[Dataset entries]
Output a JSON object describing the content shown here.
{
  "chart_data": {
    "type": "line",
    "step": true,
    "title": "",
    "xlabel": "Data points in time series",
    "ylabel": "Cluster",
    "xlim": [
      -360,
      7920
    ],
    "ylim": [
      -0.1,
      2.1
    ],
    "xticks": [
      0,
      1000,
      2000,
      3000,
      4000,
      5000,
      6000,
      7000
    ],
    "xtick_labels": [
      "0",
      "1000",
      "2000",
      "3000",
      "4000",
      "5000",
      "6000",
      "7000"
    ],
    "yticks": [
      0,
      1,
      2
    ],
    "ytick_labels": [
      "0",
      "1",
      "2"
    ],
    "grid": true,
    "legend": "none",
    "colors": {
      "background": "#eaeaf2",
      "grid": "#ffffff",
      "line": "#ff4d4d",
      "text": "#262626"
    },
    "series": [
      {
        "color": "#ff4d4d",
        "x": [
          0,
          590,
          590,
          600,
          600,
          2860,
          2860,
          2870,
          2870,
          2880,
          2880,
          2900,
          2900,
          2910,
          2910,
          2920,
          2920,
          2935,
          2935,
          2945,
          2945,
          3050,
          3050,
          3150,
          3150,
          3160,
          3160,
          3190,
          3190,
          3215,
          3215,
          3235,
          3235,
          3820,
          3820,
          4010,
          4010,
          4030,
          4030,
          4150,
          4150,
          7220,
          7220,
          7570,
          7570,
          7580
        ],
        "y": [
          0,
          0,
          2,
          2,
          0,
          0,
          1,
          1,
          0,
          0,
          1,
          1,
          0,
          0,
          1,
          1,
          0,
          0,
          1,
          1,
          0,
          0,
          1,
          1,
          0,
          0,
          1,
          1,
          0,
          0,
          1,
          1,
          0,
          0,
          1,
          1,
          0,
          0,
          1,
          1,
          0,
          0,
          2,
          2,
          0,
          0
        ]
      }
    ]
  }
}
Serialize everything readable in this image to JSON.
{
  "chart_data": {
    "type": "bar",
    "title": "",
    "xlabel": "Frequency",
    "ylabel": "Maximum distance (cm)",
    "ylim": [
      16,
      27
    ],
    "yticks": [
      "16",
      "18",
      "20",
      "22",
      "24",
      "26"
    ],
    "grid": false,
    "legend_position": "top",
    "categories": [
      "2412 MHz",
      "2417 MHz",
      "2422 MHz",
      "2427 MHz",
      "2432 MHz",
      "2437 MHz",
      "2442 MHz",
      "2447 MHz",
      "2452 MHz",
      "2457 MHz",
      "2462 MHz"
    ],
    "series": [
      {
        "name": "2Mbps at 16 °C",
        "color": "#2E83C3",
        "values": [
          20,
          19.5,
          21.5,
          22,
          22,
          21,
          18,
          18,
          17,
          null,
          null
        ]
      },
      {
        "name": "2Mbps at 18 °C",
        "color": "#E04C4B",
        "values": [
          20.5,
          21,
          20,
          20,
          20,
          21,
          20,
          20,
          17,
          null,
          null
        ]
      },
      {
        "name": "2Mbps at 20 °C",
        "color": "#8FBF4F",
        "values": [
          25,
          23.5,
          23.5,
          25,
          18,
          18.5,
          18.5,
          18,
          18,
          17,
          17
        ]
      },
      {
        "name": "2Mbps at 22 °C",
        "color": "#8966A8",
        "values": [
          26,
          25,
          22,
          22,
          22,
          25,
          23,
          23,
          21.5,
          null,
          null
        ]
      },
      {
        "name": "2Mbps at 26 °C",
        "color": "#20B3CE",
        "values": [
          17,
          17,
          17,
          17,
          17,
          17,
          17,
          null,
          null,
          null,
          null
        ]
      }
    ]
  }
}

_What you should do:_
All entries shown above should be printed again exactly.

_Final result:_
Output a JSON object describing the content shown here.
{
  "chart_data": {
    "type": "line",
    "step": true,
    "title": "",
    "xlabel": "Data points in time series",
    "ylabel": "Cluster",
    "xlim": [
      -360,
      7920
    ],
    "ylim": [
      -0.1,
      2.1
    ],
    "xticks": [
      0,
      1000,
      2000,
      3000,
      4000,
      5000,
      6000,
      7000
    ],
    "xtick_labels": [
      "0",
      "1000",
      "2000",
      "3000",
      "4000",
      "5000",
      "6000",
      "7000"
    ],
    "yticks": [
      0,
      1,
      2
    ],
    "ytick_labels": [
      "0",
      "1",
      "2"
    ],
    "grid": true,
    "legend": "none",
    "colors": {
      "background": "#eaeaf2",
      "grid": "#ffffff",
      "line": "#ff4d4d",
      "text": "#262626"
    },
    "series": [
      {
        "color": "#ff4d4d",
        "x": [
          0,
          590,
          590,
          600,
          600,
          2860,
          2860,
          2870,
          2870,
          2880,
          2880,
          2900,
          2900,
          2910,
          2910,
          2920,
          2920,
          2935,
          2935,
          2945,
          2945,
          3050,
          3050,
          3150,
          3150,
          3160,
          3160,
          3190,
          3190,
          3215,
          3215,
          3235,
          3235,
          3820,
          3820,
          4010,
          4010,
          4030,
          4030,
          4150,
          4150,
          7220,
          7220,
          7570,
          7570,
          7580
        ],
        "y": [
          0,
          0,
          2,
          2,
          0,
          0,
          1,
          1,
          0,
          0,
          1,
          1,
          0,
          0,
          1,
          1,
          0,
          0,
          1,
          1,
          0,
          0,
          1,
          1,
          0,
          0,
          1,
          1,
          0,
          0,
          1,
          1,
          0,
          0,
          1,
          1,
          0,
          0,
          1,
          1,
          0,
          0,
          2,
          2,
          0,
          0
        ]
      }
    ]
  }
}
Serialize everything readable in this image to JSON.
{
  "chart_data": {
    "type": "bar",
    "title": "",
    "xlabel": "Frequency",
    "ylabel": "Maximum distance (cm)",
    "ylim": [
      16,
      27
    ],
    "yticks": [
      "16",
      "18",
      "20",
      "22",
      "24",
      "26"
    ],
    "grid": false,
    "legend_position": "top",
    "categories": [
      "2412 MHz",
      "2417 MHz",
      "2422 MHz",
      "2427 MHz",
      "2432 MHz",
      "2437 MHz",
      "2442 MHz",
      "2447 MHz",
      "2452 MHz",
      "2457 MHz",
      "2462 MHz"
    ],
    "series": [
      {
        "name": "2Mbps at 16 °C",
        "color": "#2E83C3",
        "values": [
          20,
          19.5,
          21.5,
          22,
          22,
          21,
          18,
          18,
          17,
          null,
          null
        ]
      },
      {
        "name": "2Mbps at 18 °C",
        "color": "#E04C4B",
        "values": [
          20.5,
          21,
          20,
          20,
          20,
          21,
          20,
          20,
          17,
          null,
          null
        ]
      },
      {
        "name": "2Mbps at 20 °C",
        "color": "#8FBF4F",
        "values": [
          25,
          23.5,
          23.5,
          25,
          18,
          18.5,
          18.5,
          18,
          18,
          17,
          17
        ]
      },
      {
        "name": "2Mbps at 22 °C",
        "color": "#8966A8",
        "values": [
          26,
          25,
          22,
          22,
          22,
          25,
          23,
          23,
          21.5,
          null,
          null
        ]
      },
      {
        "name": "2Mbps at 26 °C",
        "color": "#20B3CE",
        "values": [
          17,
          17,
          17,
          17,
          17,
          17,
          17,
          null,
          null,
          null,
          null
        ]
      }
    ]
  }
}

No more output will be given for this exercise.